[Records]
[BEGIN]
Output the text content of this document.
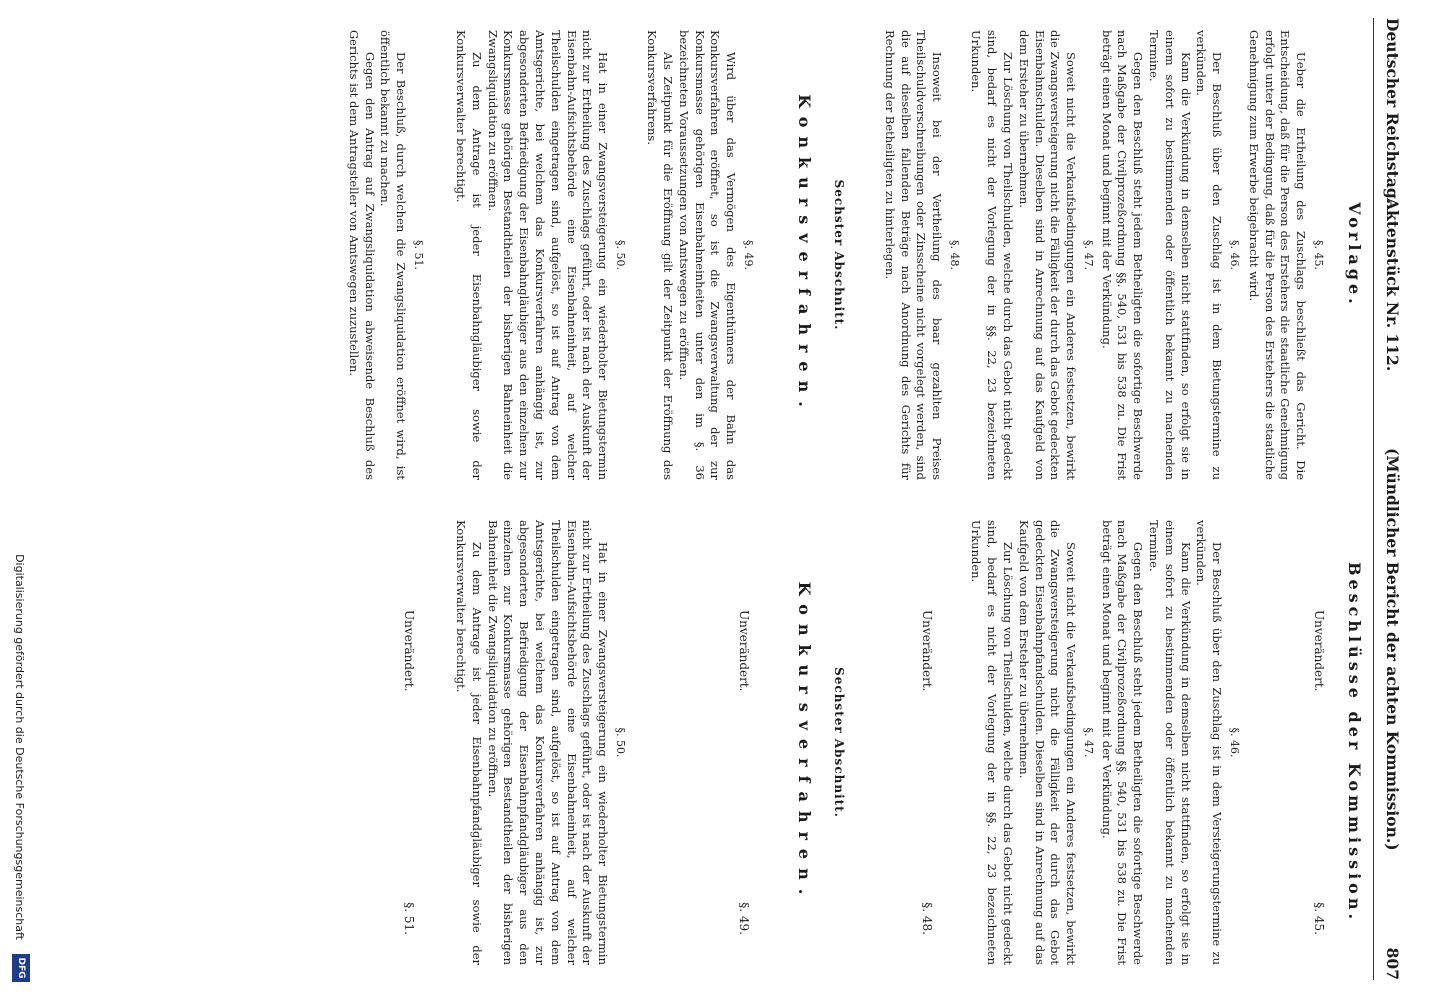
Deutscher Reichstag.
Aktenstück Nr. 112.
(Mündlicher Bericht der achten Kommission.)
807
Vorlage.
§. 45.
Ueber die Ertheilung des Zuschlags beschließt das Gericht. Die Entscheidung, daß für die Person des Erstehers die staatliche Genehmigung erfolgt unter der Bedingung, daß für die Person des Erstehers die staatliche Genehmigung zum Erwerbe beigebracht wird.
§. 46.
Der Beschluß über den Zuschlag ist in dem Bietungstermine zu verkünden.
Kann die Verkündung in demselben nicht stattfinden, so erfolgt sie in einem sofort zu bestimmenden oder öffentlich bekannt zu machenden Termine.
Gegen den Beschluß steht jedem Betheiligten die sofortige Beschwerde nach Maßgabe der Civilprozeßordnung §§. 540, 531 bis 538 zu. Die Frist beträgt einen Monat und beginnt mit der Verkündung.
§. 47.
Soweit nicht die Verkaufsbedingungen ein Anderes festsetzen, bewirkt die Zwangsversteigerung nicht die Fälligkeit der durch das Gebot gedeckten Eisenbahnschulden. Dieselben sind in Anrechnung auf das Kaufgeld von dem Ersteher zu übernehmen.
Zur Löschung von Theilschulden, welche durch das Gebot nicht gedeckt sind, bedarf es nicht der Vorlegung der in §§. 22, 23 bezeichneten Urkunden.
§. 48.
Insoweit bei der Vertheilung des baar gezahlten Preises Theilschuldverschreibungen oder Zinsscheine nicht vorgelegt werden, sind die auf dieselben fallenden Beträge nach Anordnung des Gerichts für Rechnung der Betheiligten zu hinterlegen.
Sechster Abschnitt.
Konkursverfahren.
§. 49.
Wird über das Vermögen des Eigenthümers der Bahn das Konkursverfahren eröffnet, so ist die Zwangsverwaltung der zur Konkursmasse gehörigen Eisenbahneinheiten unter den im §. 36 bezeichneten Voraussetzungen von Amtswegen zu eröffnen.
Als Zeitpunkt für die Eröffnung gilt der Zeitpunkt der Eröffnung des Konkursverfahrens.
§. 50.
Hat in einer Zwangsversteigerung ein wiederholter Bietungstermin nicht zur Ertheilung des Zuschlags geführt, oder ist nach der Auskunft der Eisenbahn-Aufsichtsbehörde eine Eisenbahneinheit, auf welcher Theilschulden eingetragen sind, aufgelöst, so ist auf Antrag von dem Amtsgerichte, bei welchem das Konkursverfahren anhängig ist, zur abgesonderten Befriedigung der Eisenbahngläubiger aus den einzelnen zur Konkursmasse gehörigen Bestandtheilen der bisherigen Bahneinheit die Zwangsliquidation zu eröffnen.
Zu dem Antrage ist jeder Eisenbahngläubiger sowie der Konkursverwalter berechtigt.
§. 51.
Der Beschluß, durch welchen die Zwangsliquidation eröffnet wird, ist öffentlich bekannt zu machen.
Gegen den Antrag auf Zwangsliquidation abweisende Beschluß des Gerichts ist dem Antragsteller von Amtswegen zuzustellen.
Beschlüsse der Kommission.
Unverändert.
§. 45.
§. 46.
Der Beschluß über den Zuschlag ist in dem Versteigerungstermine zu verkünden.
Kann die Verkündung in demselben nicht stattfinden, so erfolgt sie in einem sofort zu bestimmenden oder öffentlich bekannt zu machenden Termine.
Gegen den Beschluß steht jedem Betheiligten die sofortige Beschwerde nach Maßgabe der Civilprozeßordnung §§. 540, 531 bis 538 zu. Die Frist beträgt einen Monat und beginnt mit der Verkündung.
§. 47.
Soweit nicht die Verkaufsbedingungen ein Anderes festsetzen, bewirkt die Zwangsversteigerung nicht die Fälligkeit der durch das Gebot gedeckten Eisenbahnpfandschulden. Dieselben sind in Anrechnung auf das Kaufgeld von dem Ersteher zu übernehmen.
Zur Löschung von Theilschulden, welche durch das Gebot nicht gedeckt sind, bedarf es nicht der Vorlegung der in §§. 22, 23 bezeichneten Urkunden.
Unverändert.
§. 48.
Sechster Abschnitt.
Konkursverfahren.
Unverändert.
§. 49.
§. 50.
Hat in einer Zwangsversteigerung ein wiederholter Bietungstermin nicht zur Ertheilung des Zuschlags geführt, oder ist nach der Auskunft der Eisenbahn-Aufsichtsbehörde eine Eisenbahneinheit, auf welcher Theilschulden eingetragen sind, aufgelöst, so ist auf Antrag von dem Amtsgerichte, bei welchem das Konkursverfahren anhängig ist, zur abgesonderten Befriedigung der Eisenbahnpfandgläubiger aus den einzelnen zur Konkursmasse gehörigen Bestandtheilen der bisherigen Bahneinheit die Zwangsliquidation zu eröffnen.
Zu dem Antrage ist jeder Eisenbahnpfandgläubiger sowie der Konkursverwalter berechtigt.
Unverändert.
§. 51.
Digitalisierung gefördert durch die Deutsche Forschungsgemeinschaft
DFG
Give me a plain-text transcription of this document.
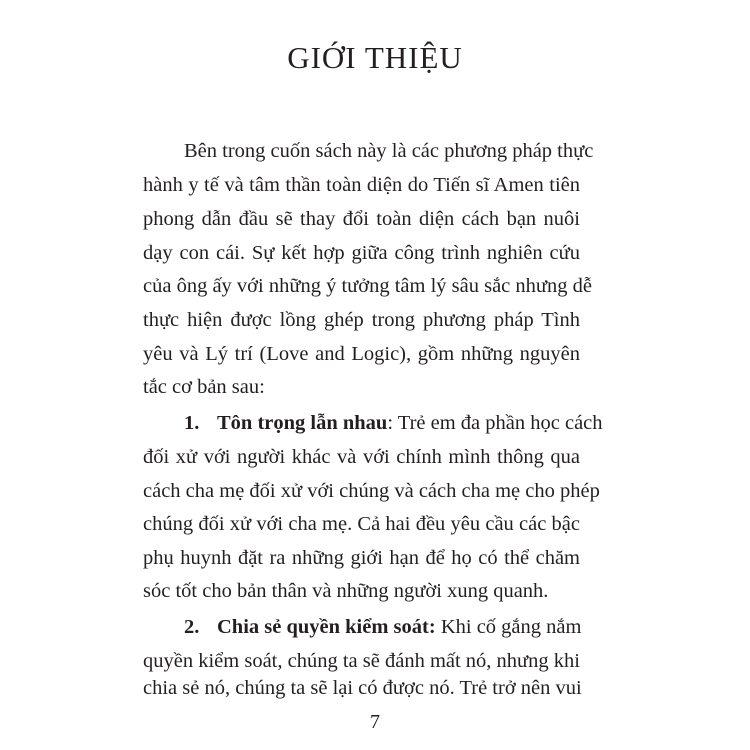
GIỚI THIỆU
Bên trong cuốn sách này là các phương pháp thực
hành y tế và tâm thần toàn diện do Tiến sĩ Amen tiên
phong dẫn đầu sẽ thay đổi toàn diện cách bạn nuôi
dạy con cái. Sự kết hợp giữa công trình nghiên cứu
của ông ấy với những ý tưởng tâm lý sâu sắc nhưng dễ
thực hiện được lồng ghép trong phương pháp Tình
yêu và Lý trí (Love and Logic), gồm những nguyên
tắc cơ bản sau:
1. Tôn trọng lẫn nhau: Trẻ em đa phần học cách
đối xử với người khác và với chính mình thông qua
cách cha mẹ đối xử với chúng và cách cha mẹ cho phép
chúng đối xử với cha mẹ. Cả hai đều yêu cầu các bậc
phụ huynh đặt ra những giới hạn để họ có thể chăm
sóc tốt cho bản thân và những người xung quanh.
2. Chia sẻ quyền kiểm soát: Khi cố gắng nắm
quyền kiểm soát, chúng ta sẽ đánh mất nó, nhưng khi
chia sẻ nó, chúng ta sẽ lại có được nó. Trẻ trở nên vui
7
[END]
# WORK TO DO
Every record above should be written out again exactly; the pictures stay out of the copy.

# REPLY TO THE TASK
Output the text content of this document.
Deutscher Reichstag.
Aktenstück Nr. 112.
(Mündlicher Bericht der achten Kommission.)
807
Vorlage.
§. 45.
Ueber die Ertheilung des Zuschlags beschließt das Gericht. Die Entscheidung, daß für die Person des Erstehers die staatliche Genehmigung erfolgt unter der Bedingung, daß für die Person des Erstehers die staatliche Genehmigung zum Erwerbe beigebracht wird.
§. 46.
Der Beschluß über den Zuschlag ist in dem Bietungstermine zu verkünden.
Kann die Verkündung in demselben nicht stattfinden, so erfolgt sie in einem sofort zu bestimmenden oder öffentlich bekannt zu machenden Termine.
Gegen den Beschluß steht jedem Betheiligten die sofortige Beschwerde nach Maßgabe der Civilprozeßordnung §§. 540, 531 bis 538 zu. Die Frist beträgt einen Monat und beginnt mit der Verkündung.
§. 47.
Soweit nicht die Verkaufsbedingungen ein Anderes festsetzen, bewirkt die Zwangsversteigerung nicht die Fälligkeit der durch das Gebot gedeckten Eisenbahnschulden. Dieselben sind in Anrechnung auf das Kaufgeld von dem Ersteher zu übernehmen.
Zur Löschung von Theilschulden, welche durch das Gebot nicht gedeckt sind, bedarf es nicht der Vorlegung der in §§. 22, 23 bezeichneten Urkunden.
§. 48.
Insoweit bei der Vertheilung des baar gezahlten Preises Theilschuldverschreibungen oder Zinsscheine nicht vorgelegt werden, sind die auf dieselben fallenden Beträge nach Anordnung des Gerichts für Rechnung der Betheiligten zu hinterlegen.
Sechster Abschnitt.
Konkursverfahren.
§. 49.
Wird über das Vermögen des Eigenthümers der Bahn das Konkursverfahren eröffnet, so ist die Zwangsverwaltung der zur Konkursmasse gehörigen Eisenbahneinheiten unter den im §. 36 bezeichneten Voraussetzungen von Amtswegen zu eröffnen.
Als Zeitpunkt für die Eröffnung gilt der Zeitpunkt der Eröffnung des Konkursverfahrens.
§. 50.
Hat in einer Zwangsversteigerung ein wiederholter Bietungstermin nicht zur Ertheilung des Zuschlags geführt, oder ist nach der Auskunft der Eisenbahn-Aufsichtsbehörde eine Eisenbahneinheit, auf welcher Theilschulden eingetragen sind, aufgelöst, so ist auf Antrag von dem Amtsgerichte, bei welchem das Konkursverfahren anhängig ist, zur abgesonderten Befriedigung der Eisenbahngläubiger aus den einzelnen zur Konkursmasse gehörigen Bestandtheilen der bisherigen Bahneinheit die Zwangsliquidation zu eröffnen.
Zu dem Antrage ist jeder Eisenbahngläubiger sowie der Konkursverwalter berechtigt.
§. 51.
Der Beschluß, durch welchen die Zwangsliquidation eröffnet wird, ist öffentlich bekannt zu machen.
Gegen den Antrag auf Zwangsliquidation abweisende Beschluß des Gerichts ist dem Antragsteller von Amtswegen zuzustellen.
Beschlüsse der Kommission.
Unverändert.
§. 45.
§. 46.
Der Beschluß über den Zuschlag ist in dem Versteigerungstermine zu verkünden.
Kann die Verkündung in demselben nicht stattfinden, so erfolgt sie in einem sofort zu bestimmenden oder öffentlich bekannt zu machenden Termine.
Gegen den Beschluß steht jedem Betheiligten die sofortige Beschwerde nach Maßgabe der Civilprozeßordnung §§. 540, 531 bis 538 zu. Die Frist beträgt einen Monat und beginnt mit der Verkündung.
§. 47.
Soweit nicht die Verkaufsbedingungen ein Anderes festsetzen, bewirkt die Zwangsversteigerung nicht die Fälligkeit der durch das Gebot gedeckten Eisenbahnpfandschulden. Dieselben sind in Anrechnung auf das Kaufgeld von dem Ersteher zu übernehmen.
Zur Löschung von Theilschulden, welche durch das Gebot nicht gedeckt sind, bedarf es nicht der Vorlegung der in §§. 22, 23 bezeichneten Urkunden.
Unverändert.
§. 48.
Sechster Abschnitt.
Konkursverfahren.
Unverändert.
§. 49.
§. 50.
Hat in einer Zwangsversteigerung ein wiederholter Bietungstermin nicht zur Ertheilung des Zuschlags geführt, oder ist nach der Auskunft der Eisenbahn-Aufsichtsbehörde eine Eisenbahneinheit, auf welcher Theilschulden eingetragen sind, aufgelöst, so ist auf Antrag von dem Amtsgerichte, bei welchem das Konkursverfahren anhängig ist, zur abgesonderten Befriedigung der Eisenbahnpfandgläubiger aus den einzelnen zur Konkursmasse gehörigen Bestandtheilen der bisherigen Bahneinheit die Zwangsliquidation zu eröffnen.
Zu dem Antrage ist jeder Eisenbahnpfandgläubiger sowie der Konkursverwalter berechtigt.
Unverändert.
§. 51.
Digitalisierung gefördert durch die Deutsche Forschungsgemeinschaft
DFG
Give me a plain-text transcription of this document.
GIỚI THIỆU
Bên trong cuốn sách này là các phương pháp thực
hành y tế và tâm thần toàn diện do Tiến sĩ Amen tiên
phong dẫn đầu sẽ thay đổi toàn diện cách bạn nuôi
dạy con cái. Sự kết hợp giữa công trình nghiên cứu
của ông ấy với những ý tưởng tâm lý sâu sắc nhưng dễ
thực hiện được lồng ghép trong phương pháp Tình
yêu và Lý trí (Love and Logic), gồm những nguyên
tắc cơ bản sau:
1. Tôn trọng lẫn nhau: Trẻ em đa phần học cách
đối xử với người khác và với chính mình thông qua
cách cha mẹ đối xử với chúng và cách cha mẹ cho phép
chúng đối xử với cha mẹ. Cả hai đều yêu cầu các bậc
phụ huynh đặt ra những giới hạn để họ có thể chăm
sóc tốt cho bản thân và những người xung quanh.
2. Chia sẻ quyền kiểm soát: Khi cố gắng nắm
quyền kiểm soát, chúng ta sẽ đánh mất nó, nhưng khi
chia sẻ nó, chúng ta sẽ lại có được nó. Trẻ trở nên vui
7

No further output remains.